Exercise. Identify all lines in the listing that include the word "dirección", and copy them out.

╭─ Extracted entries

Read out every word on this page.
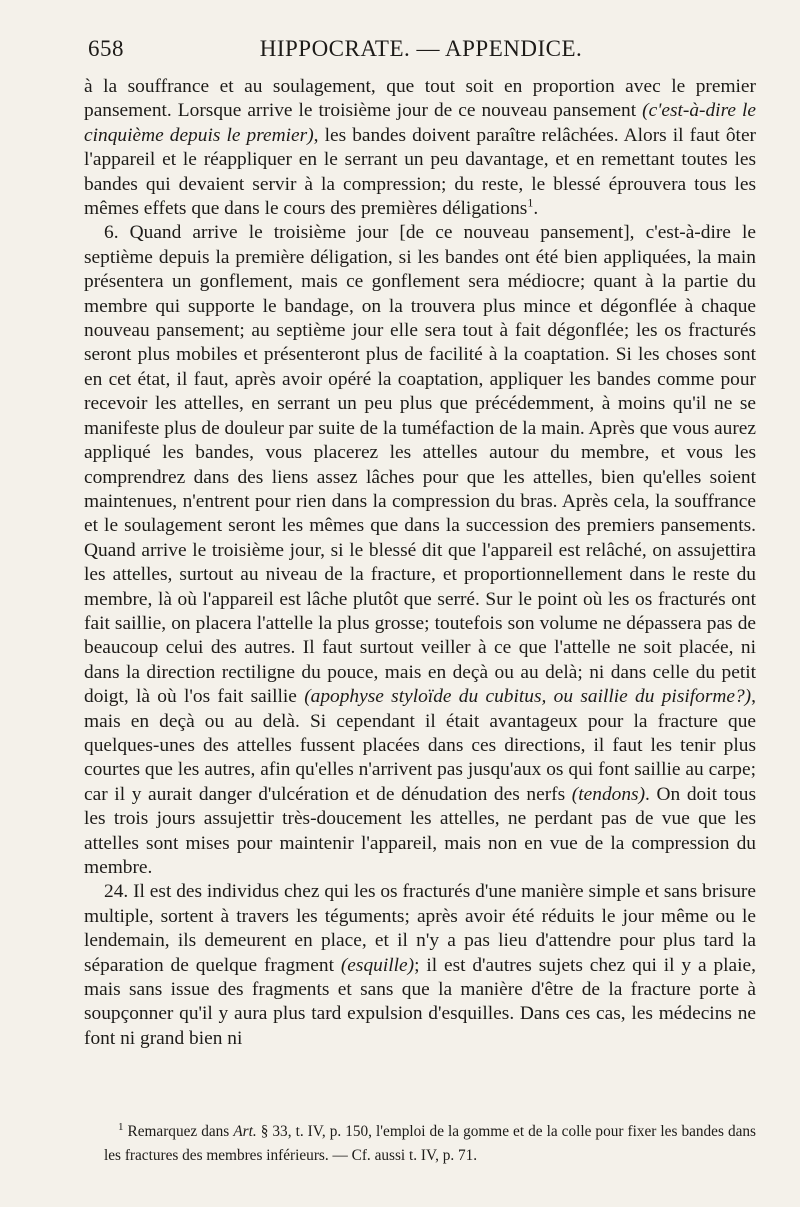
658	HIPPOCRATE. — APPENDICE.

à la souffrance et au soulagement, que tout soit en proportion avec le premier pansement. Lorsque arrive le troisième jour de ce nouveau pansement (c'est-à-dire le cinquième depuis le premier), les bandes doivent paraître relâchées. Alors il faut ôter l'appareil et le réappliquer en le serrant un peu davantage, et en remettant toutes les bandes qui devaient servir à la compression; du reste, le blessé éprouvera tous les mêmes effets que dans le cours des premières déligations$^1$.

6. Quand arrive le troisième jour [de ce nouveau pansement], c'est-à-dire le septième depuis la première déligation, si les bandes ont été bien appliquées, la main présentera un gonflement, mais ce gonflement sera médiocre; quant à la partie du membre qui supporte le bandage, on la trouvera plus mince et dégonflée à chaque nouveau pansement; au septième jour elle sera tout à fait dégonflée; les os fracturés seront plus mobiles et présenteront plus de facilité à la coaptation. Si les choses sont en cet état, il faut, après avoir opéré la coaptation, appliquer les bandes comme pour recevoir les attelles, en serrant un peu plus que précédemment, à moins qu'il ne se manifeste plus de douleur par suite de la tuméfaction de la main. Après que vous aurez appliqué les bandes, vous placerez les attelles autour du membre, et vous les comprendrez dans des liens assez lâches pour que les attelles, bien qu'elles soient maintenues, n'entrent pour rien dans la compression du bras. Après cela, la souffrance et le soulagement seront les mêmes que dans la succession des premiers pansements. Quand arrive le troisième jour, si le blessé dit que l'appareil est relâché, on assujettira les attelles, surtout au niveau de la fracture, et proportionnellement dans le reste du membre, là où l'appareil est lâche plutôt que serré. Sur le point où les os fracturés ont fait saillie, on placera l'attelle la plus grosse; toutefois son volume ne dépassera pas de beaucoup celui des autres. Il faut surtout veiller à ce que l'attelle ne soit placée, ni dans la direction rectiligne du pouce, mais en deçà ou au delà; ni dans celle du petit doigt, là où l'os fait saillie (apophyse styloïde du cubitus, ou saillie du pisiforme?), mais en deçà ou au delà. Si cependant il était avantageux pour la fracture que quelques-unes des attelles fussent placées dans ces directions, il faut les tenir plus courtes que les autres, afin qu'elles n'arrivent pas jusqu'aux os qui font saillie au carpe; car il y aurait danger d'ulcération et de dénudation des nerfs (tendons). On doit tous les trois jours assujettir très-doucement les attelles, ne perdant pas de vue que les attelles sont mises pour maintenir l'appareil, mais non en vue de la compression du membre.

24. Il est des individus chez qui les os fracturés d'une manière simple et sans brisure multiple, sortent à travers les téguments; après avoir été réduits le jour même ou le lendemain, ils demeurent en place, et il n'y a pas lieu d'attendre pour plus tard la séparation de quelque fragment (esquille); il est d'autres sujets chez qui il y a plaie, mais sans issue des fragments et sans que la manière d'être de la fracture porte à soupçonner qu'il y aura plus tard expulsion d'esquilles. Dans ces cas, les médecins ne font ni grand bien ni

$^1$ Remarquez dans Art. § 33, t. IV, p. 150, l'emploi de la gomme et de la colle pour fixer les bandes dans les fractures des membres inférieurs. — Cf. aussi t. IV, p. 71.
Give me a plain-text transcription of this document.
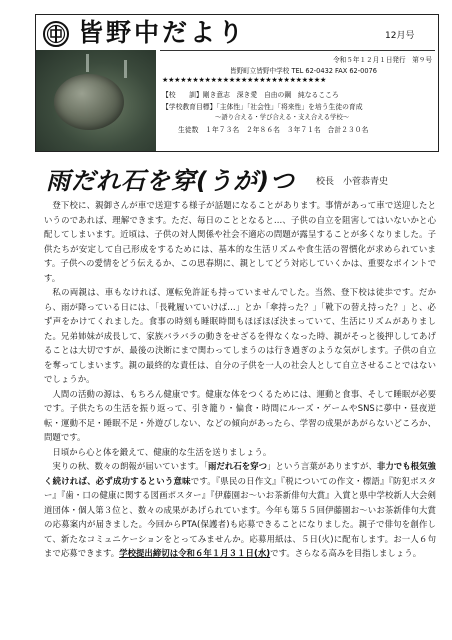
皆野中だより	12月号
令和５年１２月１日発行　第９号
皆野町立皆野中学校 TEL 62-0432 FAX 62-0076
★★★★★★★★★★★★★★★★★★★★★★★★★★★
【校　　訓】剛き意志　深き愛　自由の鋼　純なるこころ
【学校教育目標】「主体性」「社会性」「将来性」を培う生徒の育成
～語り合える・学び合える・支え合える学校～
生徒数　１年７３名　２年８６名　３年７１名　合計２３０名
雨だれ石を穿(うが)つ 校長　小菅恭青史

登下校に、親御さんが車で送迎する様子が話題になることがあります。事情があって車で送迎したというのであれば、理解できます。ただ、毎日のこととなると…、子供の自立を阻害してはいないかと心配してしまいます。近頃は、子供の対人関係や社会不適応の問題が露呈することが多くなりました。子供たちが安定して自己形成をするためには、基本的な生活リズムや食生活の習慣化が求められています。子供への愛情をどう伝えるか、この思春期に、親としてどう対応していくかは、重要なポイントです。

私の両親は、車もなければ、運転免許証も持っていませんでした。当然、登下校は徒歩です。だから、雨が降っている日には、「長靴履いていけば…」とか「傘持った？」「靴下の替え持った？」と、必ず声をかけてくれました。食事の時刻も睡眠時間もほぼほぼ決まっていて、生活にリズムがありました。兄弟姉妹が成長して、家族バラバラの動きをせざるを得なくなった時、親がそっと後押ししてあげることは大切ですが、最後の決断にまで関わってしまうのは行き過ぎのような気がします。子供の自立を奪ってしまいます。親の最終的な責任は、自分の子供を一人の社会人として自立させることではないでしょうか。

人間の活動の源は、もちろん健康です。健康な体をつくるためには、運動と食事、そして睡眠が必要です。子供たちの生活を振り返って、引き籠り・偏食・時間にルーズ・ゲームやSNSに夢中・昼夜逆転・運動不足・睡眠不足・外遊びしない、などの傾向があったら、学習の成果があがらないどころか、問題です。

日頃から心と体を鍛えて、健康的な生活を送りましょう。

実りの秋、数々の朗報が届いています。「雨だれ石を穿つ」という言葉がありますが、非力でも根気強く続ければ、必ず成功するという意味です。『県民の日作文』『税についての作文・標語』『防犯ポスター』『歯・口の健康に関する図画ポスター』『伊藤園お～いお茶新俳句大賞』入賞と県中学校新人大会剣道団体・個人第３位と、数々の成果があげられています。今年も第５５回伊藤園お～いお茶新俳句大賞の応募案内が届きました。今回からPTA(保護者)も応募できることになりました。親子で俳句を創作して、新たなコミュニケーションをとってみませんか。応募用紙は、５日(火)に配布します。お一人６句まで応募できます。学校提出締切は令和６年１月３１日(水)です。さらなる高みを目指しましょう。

╰─
╭─ Extracted entries

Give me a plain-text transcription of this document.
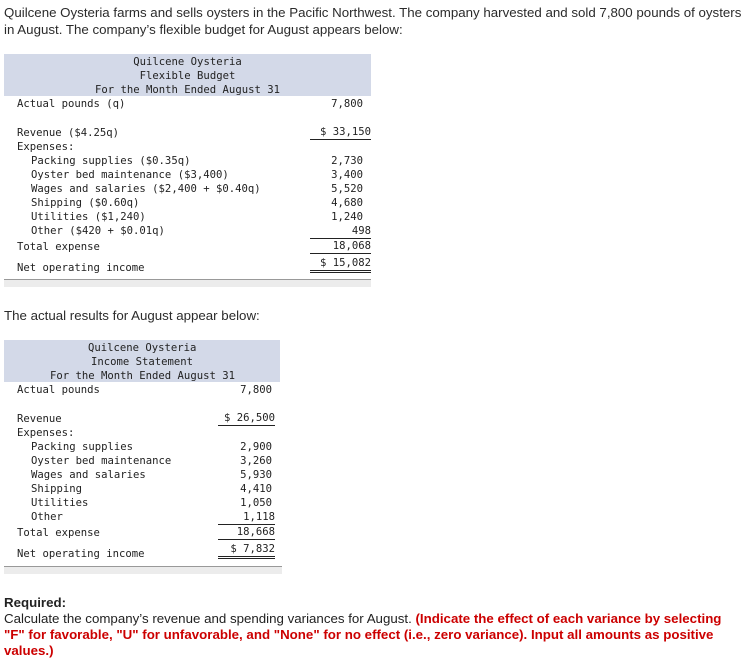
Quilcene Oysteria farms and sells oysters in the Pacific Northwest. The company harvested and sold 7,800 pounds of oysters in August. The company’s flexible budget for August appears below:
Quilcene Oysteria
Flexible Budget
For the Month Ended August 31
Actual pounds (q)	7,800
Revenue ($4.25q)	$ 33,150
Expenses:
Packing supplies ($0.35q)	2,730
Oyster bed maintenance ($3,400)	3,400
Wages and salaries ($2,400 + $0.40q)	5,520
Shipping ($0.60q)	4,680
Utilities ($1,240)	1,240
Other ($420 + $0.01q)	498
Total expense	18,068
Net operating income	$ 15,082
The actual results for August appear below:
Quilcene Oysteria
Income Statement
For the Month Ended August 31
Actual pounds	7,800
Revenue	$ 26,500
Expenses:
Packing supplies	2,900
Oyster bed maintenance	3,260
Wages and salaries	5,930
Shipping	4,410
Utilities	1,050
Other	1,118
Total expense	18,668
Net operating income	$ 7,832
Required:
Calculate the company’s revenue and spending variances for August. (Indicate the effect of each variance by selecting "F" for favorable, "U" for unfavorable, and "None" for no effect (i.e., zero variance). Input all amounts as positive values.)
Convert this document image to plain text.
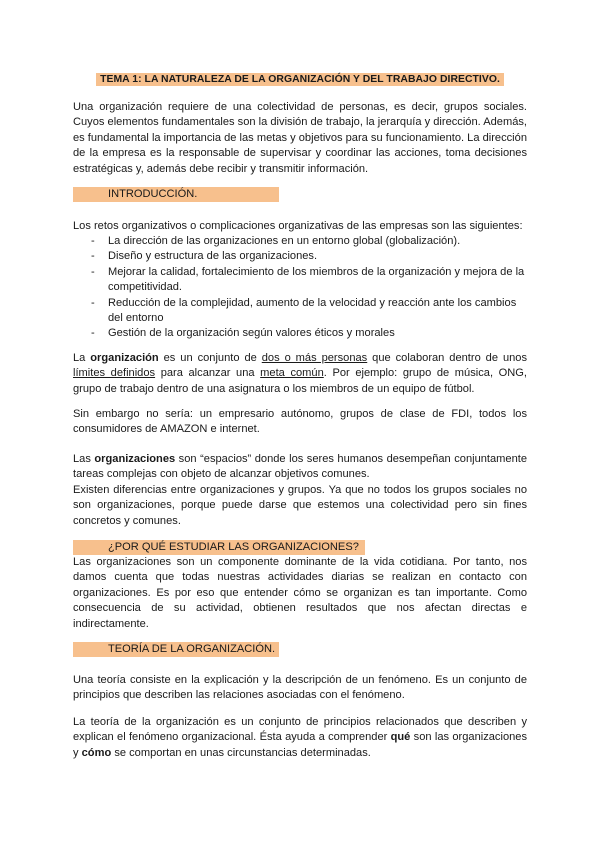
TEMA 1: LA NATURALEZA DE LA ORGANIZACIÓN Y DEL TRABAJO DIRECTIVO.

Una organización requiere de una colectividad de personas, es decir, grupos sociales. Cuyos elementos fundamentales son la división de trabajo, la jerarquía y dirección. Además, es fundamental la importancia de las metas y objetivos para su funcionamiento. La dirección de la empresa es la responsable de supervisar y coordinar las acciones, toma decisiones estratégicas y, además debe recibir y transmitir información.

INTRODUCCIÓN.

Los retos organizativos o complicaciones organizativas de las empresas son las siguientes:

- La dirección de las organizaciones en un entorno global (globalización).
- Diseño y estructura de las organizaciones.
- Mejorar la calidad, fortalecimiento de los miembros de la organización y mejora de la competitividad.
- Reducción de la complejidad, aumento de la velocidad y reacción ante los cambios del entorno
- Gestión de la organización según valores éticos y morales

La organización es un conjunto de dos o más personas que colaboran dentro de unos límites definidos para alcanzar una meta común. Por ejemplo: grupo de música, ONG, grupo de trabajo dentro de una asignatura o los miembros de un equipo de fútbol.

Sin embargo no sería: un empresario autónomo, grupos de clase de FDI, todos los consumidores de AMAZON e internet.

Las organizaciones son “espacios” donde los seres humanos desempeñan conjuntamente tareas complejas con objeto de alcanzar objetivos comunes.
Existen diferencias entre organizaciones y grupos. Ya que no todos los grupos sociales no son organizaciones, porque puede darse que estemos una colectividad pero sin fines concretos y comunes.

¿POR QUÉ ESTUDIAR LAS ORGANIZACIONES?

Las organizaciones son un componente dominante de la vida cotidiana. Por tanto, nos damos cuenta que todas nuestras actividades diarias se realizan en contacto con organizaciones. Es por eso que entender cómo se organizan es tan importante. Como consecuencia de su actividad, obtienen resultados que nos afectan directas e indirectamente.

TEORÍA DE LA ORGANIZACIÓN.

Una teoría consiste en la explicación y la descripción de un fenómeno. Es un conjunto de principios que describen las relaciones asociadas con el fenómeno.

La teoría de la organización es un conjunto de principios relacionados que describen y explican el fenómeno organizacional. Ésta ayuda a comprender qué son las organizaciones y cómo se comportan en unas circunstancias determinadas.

╰─

Answer to the task.
Una organización requiere de una colectividad de personas, es decir, grupos sociales. Cuyos elementos fundamentales son la división de trabajo, la jerarquía y dirección. Además, es fundamental la importancia de las metas y objetivos para su funcionamiento. La dirección de la empresa es la responsable de supervisar y coordinar las acciones, toma decisiones estratégicas y, además debe recibir y transmitir información.
- La dirección de las organizaciones en un entorno global (globalización).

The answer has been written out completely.